Work to be completed
From the listing below, pull out all lines with "name" in them.
>> start
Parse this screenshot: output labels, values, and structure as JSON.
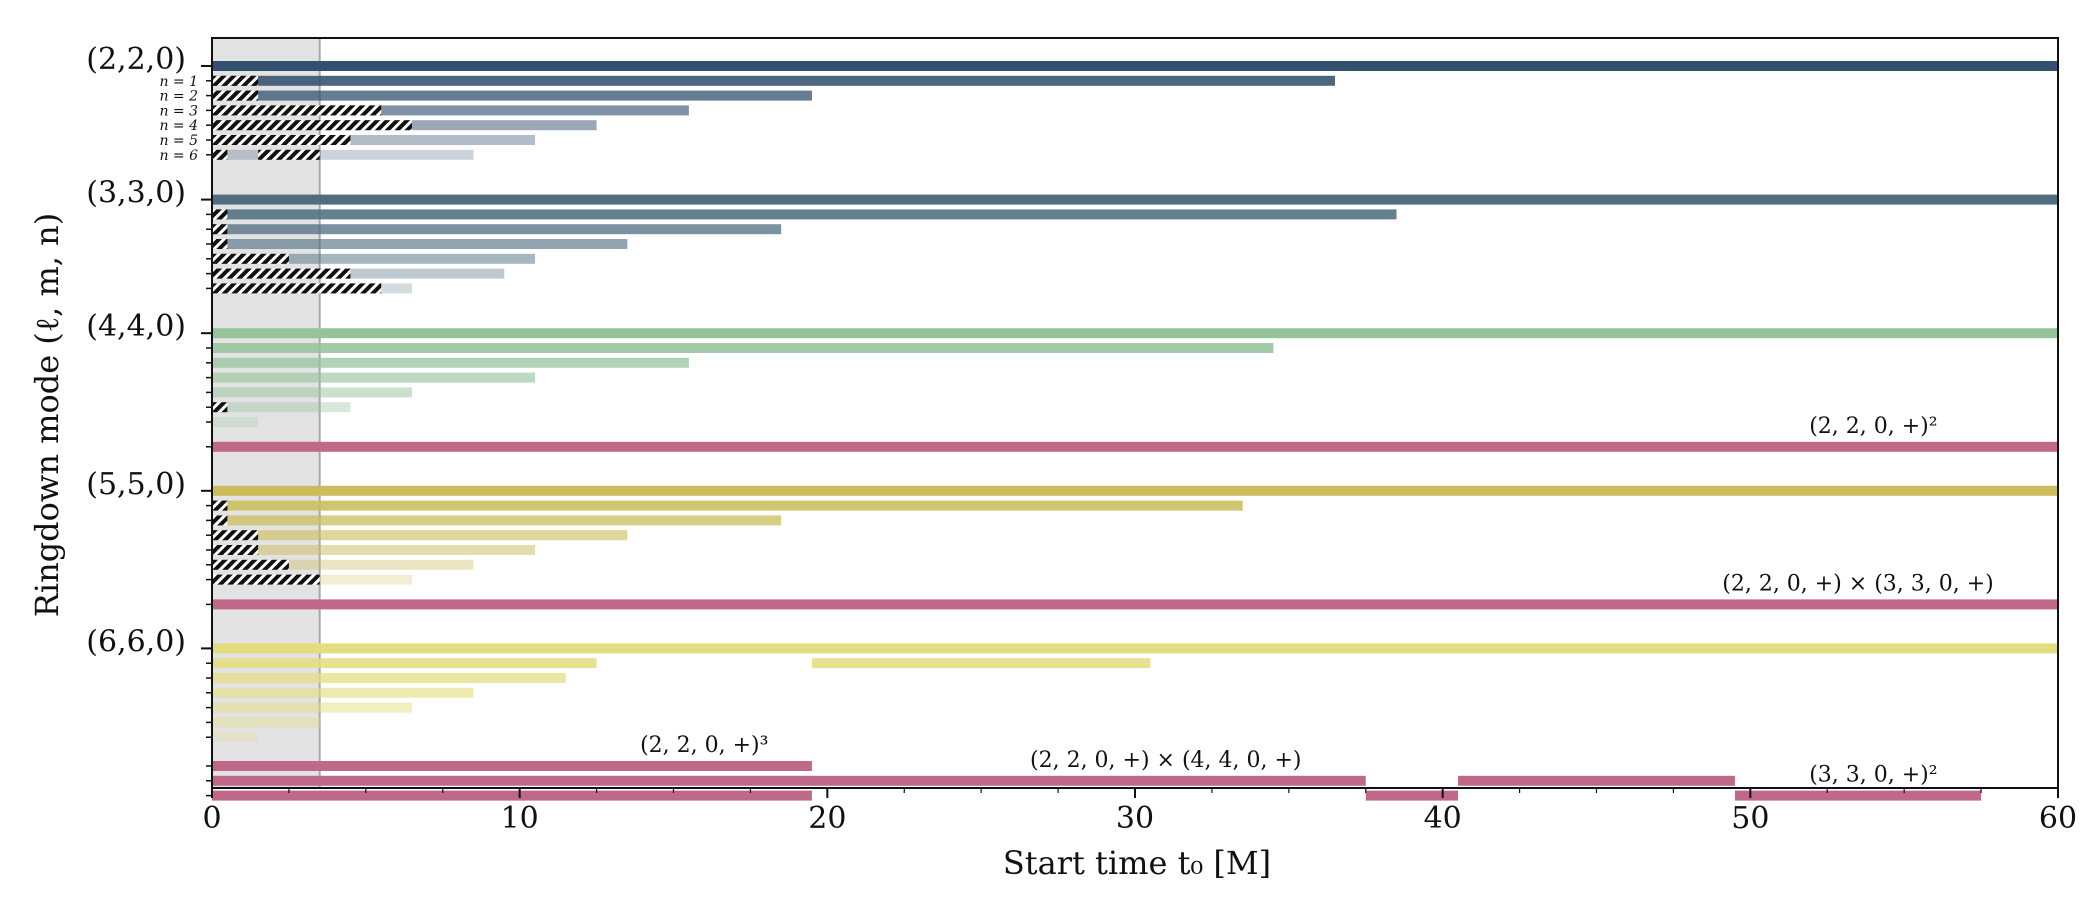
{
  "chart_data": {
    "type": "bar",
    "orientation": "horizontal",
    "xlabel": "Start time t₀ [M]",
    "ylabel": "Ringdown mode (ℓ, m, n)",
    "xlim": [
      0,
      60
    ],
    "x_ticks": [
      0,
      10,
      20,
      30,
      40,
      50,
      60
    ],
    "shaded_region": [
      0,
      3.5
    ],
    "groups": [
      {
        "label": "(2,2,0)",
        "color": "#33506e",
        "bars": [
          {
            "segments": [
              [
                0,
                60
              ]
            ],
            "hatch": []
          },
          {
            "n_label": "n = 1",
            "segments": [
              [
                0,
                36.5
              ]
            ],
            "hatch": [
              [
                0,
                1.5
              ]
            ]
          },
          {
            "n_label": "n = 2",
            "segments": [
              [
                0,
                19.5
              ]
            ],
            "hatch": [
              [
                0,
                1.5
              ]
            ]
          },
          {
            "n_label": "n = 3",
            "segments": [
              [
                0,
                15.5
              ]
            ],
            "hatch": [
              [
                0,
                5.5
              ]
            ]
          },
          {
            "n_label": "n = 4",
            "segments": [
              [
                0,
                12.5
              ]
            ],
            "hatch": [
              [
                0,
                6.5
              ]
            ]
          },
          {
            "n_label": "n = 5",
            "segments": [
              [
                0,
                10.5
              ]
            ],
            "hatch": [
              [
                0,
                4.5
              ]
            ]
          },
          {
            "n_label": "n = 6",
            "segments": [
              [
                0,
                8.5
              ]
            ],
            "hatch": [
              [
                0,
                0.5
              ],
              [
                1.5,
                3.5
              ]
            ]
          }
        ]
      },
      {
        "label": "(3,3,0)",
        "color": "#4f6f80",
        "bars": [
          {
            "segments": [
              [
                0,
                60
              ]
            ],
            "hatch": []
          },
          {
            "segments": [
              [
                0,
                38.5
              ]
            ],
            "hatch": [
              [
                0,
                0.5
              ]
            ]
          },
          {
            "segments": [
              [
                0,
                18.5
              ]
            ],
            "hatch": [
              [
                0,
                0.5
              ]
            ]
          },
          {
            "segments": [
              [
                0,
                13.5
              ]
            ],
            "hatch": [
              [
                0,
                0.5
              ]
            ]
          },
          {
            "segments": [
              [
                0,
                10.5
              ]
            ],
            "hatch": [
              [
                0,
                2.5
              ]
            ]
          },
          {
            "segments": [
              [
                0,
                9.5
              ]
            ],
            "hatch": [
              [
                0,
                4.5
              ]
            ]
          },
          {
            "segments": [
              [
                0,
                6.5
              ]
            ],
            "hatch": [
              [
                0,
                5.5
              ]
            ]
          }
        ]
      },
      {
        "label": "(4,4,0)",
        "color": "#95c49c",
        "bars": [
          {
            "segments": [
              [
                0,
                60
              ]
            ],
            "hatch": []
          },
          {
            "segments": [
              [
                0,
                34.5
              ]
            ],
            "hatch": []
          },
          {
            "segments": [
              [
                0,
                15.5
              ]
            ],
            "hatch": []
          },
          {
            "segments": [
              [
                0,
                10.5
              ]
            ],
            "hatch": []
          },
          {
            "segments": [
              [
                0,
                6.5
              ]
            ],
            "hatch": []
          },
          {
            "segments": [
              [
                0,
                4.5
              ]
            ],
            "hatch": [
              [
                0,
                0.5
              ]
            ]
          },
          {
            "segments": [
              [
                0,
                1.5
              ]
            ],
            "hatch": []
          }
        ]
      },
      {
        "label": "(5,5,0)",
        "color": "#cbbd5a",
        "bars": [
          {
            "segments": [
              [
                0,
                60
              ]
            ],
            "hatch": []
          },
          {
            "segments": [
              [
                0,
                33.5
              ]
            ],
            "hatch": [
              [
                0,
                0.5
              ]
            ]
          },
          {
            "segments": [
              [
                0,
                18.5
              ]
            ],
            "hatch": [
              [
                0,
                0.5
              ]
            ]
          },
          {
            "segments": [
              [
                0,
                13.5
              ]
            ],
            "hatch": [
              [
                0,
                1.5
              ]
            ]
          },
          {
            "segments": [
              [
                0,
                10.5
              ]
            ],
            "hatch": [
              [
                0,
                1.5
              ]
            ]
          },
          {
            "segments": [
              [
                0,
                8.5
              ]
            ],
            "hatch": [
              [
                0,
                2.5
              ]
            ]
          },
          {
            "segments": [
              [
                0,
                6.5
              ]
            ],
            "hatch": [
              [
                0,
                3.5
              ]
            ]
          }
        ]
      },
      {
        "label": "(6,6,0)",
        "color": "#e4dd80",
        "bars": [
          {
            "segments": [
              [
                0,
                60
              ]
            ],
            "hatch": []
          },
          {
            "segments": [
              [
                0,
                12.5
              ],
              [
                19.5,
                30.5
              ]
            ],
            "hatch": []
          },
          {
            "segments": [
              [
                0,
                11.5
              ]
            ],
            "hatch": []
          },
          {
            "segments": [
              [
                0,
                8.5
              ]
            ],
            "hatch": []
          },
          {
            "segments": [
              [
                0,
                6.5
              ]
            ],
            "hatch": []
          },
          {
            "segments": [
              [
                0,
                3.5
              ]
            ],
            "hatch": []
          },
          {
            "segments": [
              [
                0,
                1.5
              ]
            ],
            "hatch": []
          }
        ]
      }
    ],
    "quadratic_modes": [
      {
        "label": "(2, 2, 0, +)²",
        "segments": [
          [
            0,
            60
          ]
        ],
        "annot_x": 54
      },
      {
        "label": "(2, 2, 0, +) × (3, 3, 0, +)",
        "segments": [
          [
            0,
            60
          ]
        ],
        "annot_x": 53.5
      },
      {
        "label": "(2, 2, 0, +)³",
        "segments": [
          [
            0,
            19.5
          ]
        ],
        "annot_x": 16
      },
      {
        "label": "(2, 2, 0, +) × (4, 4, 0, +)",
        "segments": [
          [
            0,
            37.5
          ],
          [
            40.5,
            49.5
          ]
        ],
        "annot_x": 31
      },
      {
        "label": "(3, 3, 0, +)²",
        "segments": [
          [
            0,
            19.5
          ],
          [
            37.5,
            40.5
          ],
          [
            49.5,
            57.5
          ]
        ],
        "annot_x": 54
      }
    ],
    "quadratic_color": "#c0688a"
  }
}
>> end
>> start
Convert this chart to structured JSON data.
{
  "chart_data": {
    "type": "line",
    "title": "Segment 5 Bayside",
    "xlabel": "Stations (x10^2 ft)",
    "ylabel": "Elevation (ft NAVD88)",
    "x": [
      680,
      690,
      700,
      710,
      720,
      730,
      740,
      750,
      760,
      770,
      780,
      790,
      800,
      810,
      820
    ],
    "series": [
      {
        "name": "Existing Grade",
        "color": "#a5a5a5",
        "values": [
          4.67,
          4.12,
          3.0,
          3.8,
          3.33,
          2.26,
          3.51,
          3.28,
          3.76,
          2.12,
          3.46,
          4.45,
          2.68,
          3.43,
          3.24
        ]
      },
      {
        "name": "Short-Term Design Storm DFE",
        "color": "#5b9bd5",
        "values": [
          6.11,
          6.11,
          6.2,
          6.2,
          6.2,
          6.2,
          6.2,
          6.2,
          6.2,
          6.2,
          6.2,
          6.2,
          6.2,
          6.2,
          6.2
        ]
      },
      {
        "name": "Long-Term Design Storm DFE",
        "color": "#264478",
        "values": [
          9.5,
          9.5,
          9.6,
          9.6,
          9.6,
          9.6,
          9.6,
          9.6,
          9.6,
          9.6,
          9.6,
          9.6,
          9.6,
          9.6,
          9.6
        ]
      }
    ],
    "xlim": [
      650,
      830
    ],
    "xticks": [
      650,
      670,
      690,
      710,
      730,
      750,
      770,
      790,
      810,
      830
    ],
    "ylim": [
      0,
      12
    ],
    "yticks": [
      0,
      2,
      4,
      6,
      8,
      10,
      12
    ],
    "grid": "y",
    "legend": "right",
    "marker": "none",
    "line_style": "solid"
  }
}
>> end
Result of the task
        "name": "Existing Grade",
        "name": "Short-Term Design Storm DFE",
        "name": "Long-Term Design Storm DFE",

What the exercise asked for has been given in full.